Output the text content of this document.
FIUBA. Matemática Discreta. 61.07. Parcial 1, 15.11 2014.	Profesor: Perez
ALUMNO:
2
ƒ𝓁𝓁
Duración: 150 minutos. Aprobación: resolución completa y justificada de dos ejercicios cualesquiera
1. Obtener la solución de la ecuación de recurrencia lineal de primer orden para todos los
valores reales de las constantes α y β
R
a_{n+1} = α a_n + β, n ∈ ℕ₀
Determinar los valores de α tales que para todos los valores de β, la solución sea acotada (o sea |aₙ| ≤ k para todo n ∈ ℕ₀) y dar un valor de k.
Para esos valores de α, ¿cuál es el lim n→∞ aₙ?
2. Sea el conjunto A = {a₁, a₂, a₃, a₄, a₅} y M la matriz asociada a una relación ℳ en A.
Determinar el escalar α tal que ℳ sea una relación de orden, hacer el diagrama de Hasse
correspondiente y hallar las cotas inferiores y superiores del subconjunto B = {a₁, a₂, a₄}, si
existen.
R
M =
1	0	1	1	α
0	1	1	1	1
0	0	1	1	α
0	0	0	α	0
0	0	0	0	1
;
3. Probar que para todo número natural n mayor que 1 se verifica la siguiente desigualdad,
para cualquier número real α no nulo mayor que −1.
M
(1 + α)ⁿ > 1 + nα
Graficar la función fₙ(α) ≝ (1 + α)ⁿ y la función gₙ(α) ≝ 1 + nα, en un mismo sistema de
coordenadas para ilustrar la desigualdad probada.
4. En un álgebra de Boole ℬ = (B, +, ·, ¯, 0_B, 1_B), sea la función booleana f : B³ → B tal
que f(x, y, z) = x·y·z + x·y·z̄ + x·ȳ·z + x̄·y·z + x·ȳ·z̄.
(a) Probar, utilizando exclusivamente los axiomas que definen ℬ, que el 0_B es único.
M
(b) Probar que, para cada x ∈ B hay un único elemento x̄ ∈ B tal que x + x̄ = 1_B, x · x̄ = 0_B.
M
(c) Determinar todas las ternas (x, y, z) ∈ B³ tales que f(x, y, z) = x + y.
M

----

## SHORT TASK
Each record must be returned exactly as it is written.

## REPLY TO THE EXERCISE
Output the text content of this document.
FIUBA. Matemática Discreta. 61.07. Parcial 1, 15.11 2014.	Profesor: Perez
ALUMNO:
2
ƒ𝓁𝓁
Duración: 150 minutos. Aprobación: resolución completa y justificada de dos ejercicios cualesquiera
1. Obtener la solución de la ecuación de recurrencia lineal de primer orden para todos los
valores reales de las constantes α y β
R
a_{n+1} = α a_n + β, n ∈ ℕ₀
Determinar los valores de α tales que para todos los valores de β, la solución sea acotada (o sea |aₙ| ≤ k para todo n ∈ ℕ₀) y dar un valor de k.
Para esos valores de α, ¿cuál es el lim n→∞ aₙ?
2. Sea el conjunto A = {a₁, a₂, a₃, a₄, a₅} y M la matriz asociada a una relación ℳ en A.
Determinar el escalar α tal que ℳ sea una relación de orden, hacer el diagrama de Hasse
correspondiente y hallar las cotas inferiores y superiores del subconjunto B = {a₁, a₂, a₄}, si
existen.
R
M =
1	0	1	1	α
0	1	1	1	1
0	0	1	1	α
0	0	0	α	0
0	0	0	0	1
;
3. Probar que para todo número natural n mayor que 1 se verifica la siguiente desigualdad,
para cualquier número real α no nulo mayor que −1.
M
(1 + α)ⁿ > 1 + nα
Graficar la función fₙ(α) ≝ (1 + α)ⁿ y la función gₙ(α) ≝ 1 + nα, en un mismo sistema de
coordenadas para ilustrar la desigualdad probada.
4. En un álgebra de Boole ℬ = (B, +, ·, ¯, 0_B, 1_B), sea la función booleana f : B³ → B tal
que f(x, y, z) = x·y·z + x·y·z̄ + x·ȳ·z + x̄·y·z + x·ȳ·z̄.
(a) Probar, utilizando exclusivamente los axiomas que definen ℬ, que el 0_B es único.
M
(b) Probar que, para cada x ∈ B hay un único elemento x̄ ∈ B tal que x + x̄ = 1_B, x · x̄ = 0_B.
M
(c) Determinar todas las ternas (x, y, z) ∈ B³ tales que f(x, y, z) = x + y.
M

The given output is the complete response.